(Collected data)
________

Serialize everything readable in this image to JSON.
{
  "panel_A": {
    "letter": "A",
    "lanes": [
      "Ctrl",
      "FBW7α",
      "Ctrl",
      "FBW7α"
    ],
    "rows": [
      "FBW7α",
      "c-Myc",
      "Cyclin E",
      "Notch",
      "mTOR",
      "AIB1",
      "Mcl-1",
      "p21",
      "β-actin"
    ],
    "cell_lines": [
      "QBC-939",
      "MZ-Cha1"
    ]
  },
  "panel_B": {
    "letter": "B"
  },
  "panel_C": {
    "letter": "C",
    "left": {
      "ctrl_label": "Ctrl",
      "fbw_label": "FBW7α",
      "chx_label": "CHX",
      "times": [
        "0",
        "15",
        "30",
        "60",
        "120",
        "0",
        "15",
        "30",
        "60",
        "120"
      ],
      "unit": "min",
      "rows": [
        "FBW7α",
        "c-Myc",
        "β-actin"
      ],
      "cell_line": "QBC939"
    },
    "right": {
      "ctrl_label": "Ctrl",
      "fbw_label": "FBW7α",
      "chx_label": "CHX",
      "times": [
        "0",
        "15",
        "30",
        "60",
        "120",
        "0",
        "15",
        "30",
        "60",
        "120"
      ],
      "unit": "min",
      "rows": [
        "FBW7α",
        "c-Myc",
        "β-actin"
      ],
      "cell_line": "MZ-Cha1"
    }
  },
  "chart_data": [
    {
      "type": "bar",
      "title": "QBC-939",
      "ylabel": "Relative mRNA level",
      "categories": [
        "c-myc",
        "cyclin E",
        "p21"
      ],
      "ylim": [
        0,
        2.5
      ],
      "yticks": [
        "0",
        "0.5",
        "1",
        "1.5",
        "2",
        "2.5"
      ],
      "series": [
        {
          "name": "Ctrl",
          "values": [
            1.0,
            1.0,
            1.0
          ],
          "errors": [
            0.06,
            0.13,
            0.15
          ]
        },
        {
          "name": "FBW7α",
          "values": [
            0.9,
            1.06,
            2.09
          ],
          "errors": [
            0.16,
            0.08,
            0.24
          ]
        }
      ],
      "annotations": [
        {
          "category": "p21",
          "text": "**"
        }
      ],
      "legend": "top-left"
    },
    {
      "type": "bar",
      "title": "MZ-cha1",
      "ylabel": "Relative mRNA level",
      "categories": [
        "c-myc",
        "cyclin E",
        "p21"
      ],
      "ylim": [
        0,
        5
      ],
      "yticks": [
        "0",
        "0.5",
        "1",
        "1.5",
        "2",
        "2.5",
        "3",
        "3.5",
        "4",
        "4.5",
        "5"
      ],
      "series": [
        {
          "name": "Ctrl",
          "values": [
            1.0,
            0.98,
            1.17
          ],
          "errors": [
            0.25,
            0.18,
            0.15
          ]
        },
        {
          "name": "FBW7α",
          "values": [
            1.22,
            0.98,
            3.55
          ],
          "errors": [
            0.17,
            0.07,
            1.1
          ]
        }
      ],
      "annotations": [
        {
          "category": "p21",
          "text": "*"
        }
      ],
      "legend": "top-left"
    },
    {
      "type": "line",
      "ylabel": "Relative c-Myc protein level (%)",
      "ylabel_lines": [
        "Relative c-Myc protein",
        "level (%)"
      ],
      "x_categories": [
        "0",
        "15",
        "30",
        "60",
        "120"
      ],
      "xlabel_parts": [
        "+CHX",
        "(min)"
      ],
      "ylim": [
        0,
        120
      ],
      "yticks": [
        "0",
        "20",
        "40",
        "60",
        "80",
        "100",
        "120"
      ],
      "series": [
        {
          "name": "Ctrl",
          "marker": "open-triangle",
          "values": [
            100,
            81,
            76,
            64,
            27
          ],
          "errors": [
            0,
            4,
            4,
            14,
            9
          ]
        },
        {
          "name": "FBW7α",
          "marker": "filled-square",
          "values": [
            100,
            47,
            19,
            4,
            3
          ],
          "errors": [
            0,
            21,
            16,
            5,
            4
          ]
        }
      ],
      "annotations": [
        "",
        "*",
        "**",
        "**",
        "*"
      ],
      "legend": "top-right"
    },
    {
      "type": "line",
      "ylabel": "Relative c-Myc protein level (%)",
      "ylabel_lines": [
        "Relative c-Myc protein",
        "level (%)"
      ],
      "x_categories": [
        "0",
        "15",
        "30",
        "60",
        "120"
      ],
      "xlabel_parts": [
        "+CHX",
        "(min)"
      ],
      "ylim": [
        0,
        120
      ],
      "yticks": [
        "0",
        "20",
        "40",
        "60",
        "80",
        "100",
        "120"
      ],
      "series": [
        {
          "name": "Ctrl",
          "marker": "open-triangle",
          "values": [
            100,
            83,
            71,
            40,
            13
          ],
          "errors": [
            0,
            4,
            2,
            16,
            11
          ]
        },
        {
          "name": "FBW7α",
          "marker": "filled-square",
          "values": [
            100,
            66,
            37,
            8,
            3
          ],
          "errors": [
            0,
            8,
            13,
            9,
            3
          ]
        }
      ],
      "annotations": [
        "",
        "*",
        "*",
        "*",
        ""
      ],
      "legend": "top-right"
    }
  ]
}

________

The records above should be reproduced in full, exactly as they read.

Task answer.
Serialize everything readable in this image to JSON.
{
  "panel_A": {
    "letter": "A",
    "lanes": [
      "Ctrl",
      "FBW7α",
      "Ctrl",
      "FBW7α"
    ],
    "rows": [
      "FBW7α",
      "c-Myc",
      "Cyclin E",
      "Notch",
      "mTOR",
      "AIB1",
      "Mcl-1",
      "p21",
      "β-actin"
    ],
    "cell_lines": [
      "QBC-939",
      "MZ-Cha1"
    ]
  },
  "panel_B": {
    "letter": "B"
  },
  "panel_C": {
    "letter": "C",
    "left": {
      "ctrl_label": "Ctrl",
      "fbw_label": "FBW7α",
      "chx_label": "CHX",
      "times": [
        "0",
        "15",
        "30",
        "60",
        "120",
        "0",
        "15",
        "30",
        "60",
        "120"
      ],
      "unit": "min",
      "rows": [
        "FBW7α",
        "c-Myc",
        "β-actin"
      ],
      "cell_line": "QBC939"
    },
    "right": {
      "ctrl_label": "Ctrl",
      "fbw_label": "FBW7α",
      "chx_label": "CHX",
      "times": [
        "0",
        "15",
        "30",
        "60",
        "120",
        "0",
        "15",
        "30",
        "60",
        "120"
      ],
      "unit": "min",
      "rows": [
        "FBW7α",
        "c-Myc",
        "β-actin"
      ],
      "cell_line": "MZ-Cha1"
    }
  },
  "chart_data": [
    {
      "type": "bar",
      "title": "QBC-939",
      "ylabel": "Relative mRNA level",
      "categories": [
        "c-myc",
        "cyclin E",
        "p21"
      ],
      "ylim": [
        0,
        2.5
      ],
      "yticks": [
        "0",
        "0.5",
        "1",
        "1.5",
        "2",
        "2.5"
      ],
      "series": [
        {
          "name": "Ctrl",
          "values": [
            1.0,
            1.0,
            1.0
          ],
          "errors": [
            0.06,
            0.13,
            0.15
          ]
        },
        {
          "name": "FBW7α",
          "values": [
            0.9,
            1.06,
            2.09
          ],
          "errors": [
            0.16,
            0.08,
            0.24
          ]
        }
      ],
      "annotations": [
        {
          "category": "p21",
          "text": "**"
        }
      ],
      "legend": "top-left"
    },
    {
      "type": "bar",
      "title": "MZ-cha1",
      "ylabel": "Relative mRNA level",
      "categories": [
        "c-myc",
        "cyclin E",
        "p21"
      ],
      "ylim": [
        0,
        5
      ],
      "yticks": [
        "0",
        "0.5",
        "1",
        "1.5",
        "2",
        "2.5",
        "3",
        "3.5",
        "4",
        "4.5",
        "5"
      ],
      "series": [
        {
          "name": "Ctrl",
          "values": [
            1.0,
            0.98,
            1.17
          ],
          "errors": [
            0.25,
            0.18,
            0.15
          ]
        },
        {
          "name": "FBW7α",
          "values": [
            1.22,
            0.98,
            3.55
          ],
          "errors": [
            0.17,
            0.07,
            1.1
          ]
        }
      ],
      "annotations": [
        {
          "category": "p21",
          "text": "*"
        }
      ],
      "legend": "top-left"
    },
    {
      "type": "line",
      "ylabel": "Relative c-Myc protein level (%)",
      "ylabel_lines": [
        "Relative c-Myc protein",
        "level (%)"
      ],
      "x_categories": [
        "0",
        "15",
        "30",
        "60",
        "120"
      ],
      "xlabel_parts": [
        "+CHX",
        "(min)"
      ],
      "ylim": [
        0,
        120
      ],
      "yticks": [
        "0",
        "20",
        "40",
        "60",
        "80",
        "100",
        "120"
      ],
      "series": [
        {
          "name": "Ctrl",
          "marker": "open-triangle",
          "values": [
            100,
            81,
            76,
            64,
            27
          ],
          "errors": [
            0,
            4,
            4,
            14,
            9
          ]
        },
        {
          "name": "FBW7α",
          "marker": "filled-square",
          "values": [
            100,
            47,
            19,
            4,
            3
          ],
          "errors": [
            0,
            21,
            16,
            5,
            4
          ]
        }
      ],
      "annotations": [
        "",
        "*",
        "**",
        "**",
        "*"
      ],
      "legend": "top-right"
    },
    {
      "type": "line",
      "ylabel": "Relative c-Myc protein level (%)",
      "ylabel_lines": [
        "Relative c-Myc protein",
        "level (%)"
      ],
      "x_categories": [
        "0",
        "15",
        "30",
        "60",
        "120"
      ],
      "xlabel_parts": [
        "+CHX",
        "(min)"
      ],
      "ylim": [
        0,
        120
      ],
      "yticks": [
        "0",
        "20",
        "40",
        "60",
        "80",
        "100",
        "120"
      ],
      "series": [
        {
          "name": "Ctrl",
          "marker": "open-triangle",
          "values": [
            100,
            83,
            71,
            40,
            13
          ],
          "errors": [
            0,
            4,
            2,
            16,
            11
          ]
        },
        {
          "name": "FBW7α",
          "marker": "filled-square",
          "values": [
            100,
            66,
            37,
            8,
            3
          ],
          "errors": [
            0,
            8,
            13,
            9,
            3
          ]
        }
      ],
      "annotations": [
        "",
        "*",
        "*",
        "*",
        ""
      ],
      "legend": "top-right"
    }
  ]
}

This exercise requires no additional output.